Problem requirements |
Nothing in the data should change when you return it, but leave the pictures out.

══ Data supplied ══

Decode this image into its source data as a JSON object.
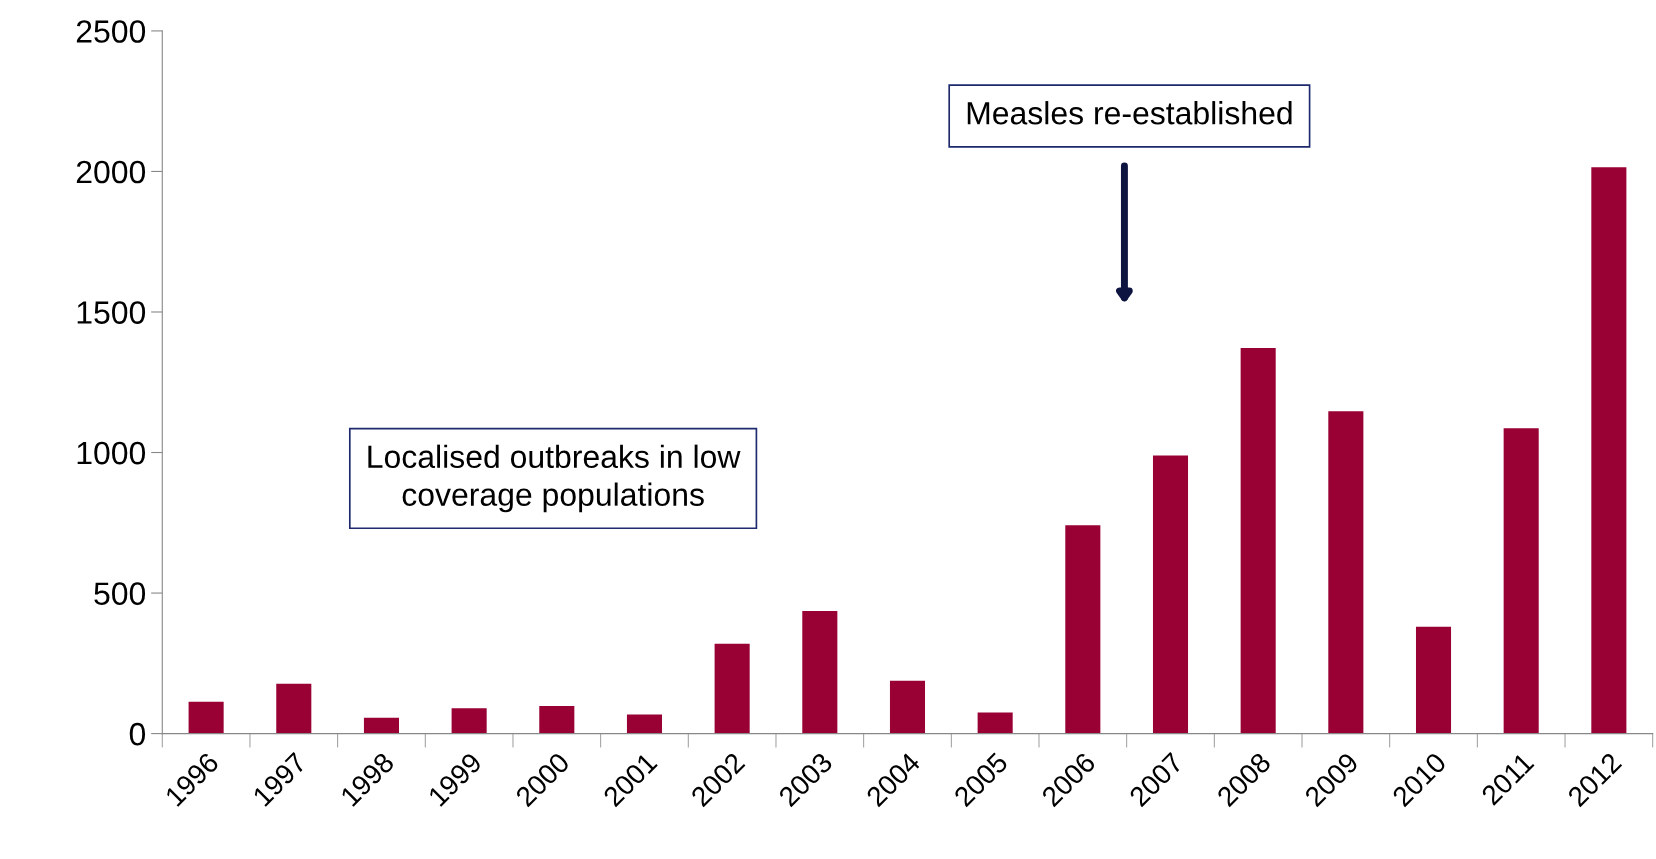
{
  "chart_data": {
    "type": "bar",
    "categories": [
      "1996",
      "1997",
      "1998",
      "1999",
      "2000",
      "2001",
      "2002",
      "2003",
      "2004",
      "2005",
      "2006",
      "2007",
      "2008",
      "2009",
      "2010",
      "2011",
      "2012"
    ],
    "values": [
      113,
      177,
      56,
      90,
      98,
      68,
      320,
      436,
      188,
      75,
      741,
      989,
      1372,
      1147,
      380,
      1086,
      2015
    ],
    "color": "#990033",
    "ylim": [
      0,
      2500
    ],
    "yticks": [
      0,
      500,
      1000,
      1500,
      2000,
      2500
    ],
    "grid": false,
    "legend": false,
    "annotations": [
      "Measles re-established",
      "Localised outbreaks in low\ncoverage populations"
    ]
  }
}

═══

Full solution |
Decode this image into its source data as a JSON object.
{
  "chart_data": {
    "type": "bar",
    "categories": [
      "1996",
      "1997",
      "1998",
      "1999",
      "2000",
      "2001",
      "2002",
      "2003",
      "2004",
      "2005",
      "2006",
      "2007",
      "2008",
      "2009",
      "2010",
      "2011",
      "2012"
    ],
    "values": [
      113,
      177,
      56,
      90,
      98,
      68,
      320,
      436,
      188,
      75,
      741,
      989,
      1372,
      1147,
      380,
      1086,
      2015
    ],
    "color": "#990033",
    "ylim": [
      0,
      2500
    ],
    "yticks": [
      0,
      500,
      1000,
      1500,
      2000,
      2500
    ],
    "grid": false,
    "legend": false,
    "annotations": [
      "Measles re-established",
      "Localised outbreaks in low\ncoverage populations"
    ]
  }
}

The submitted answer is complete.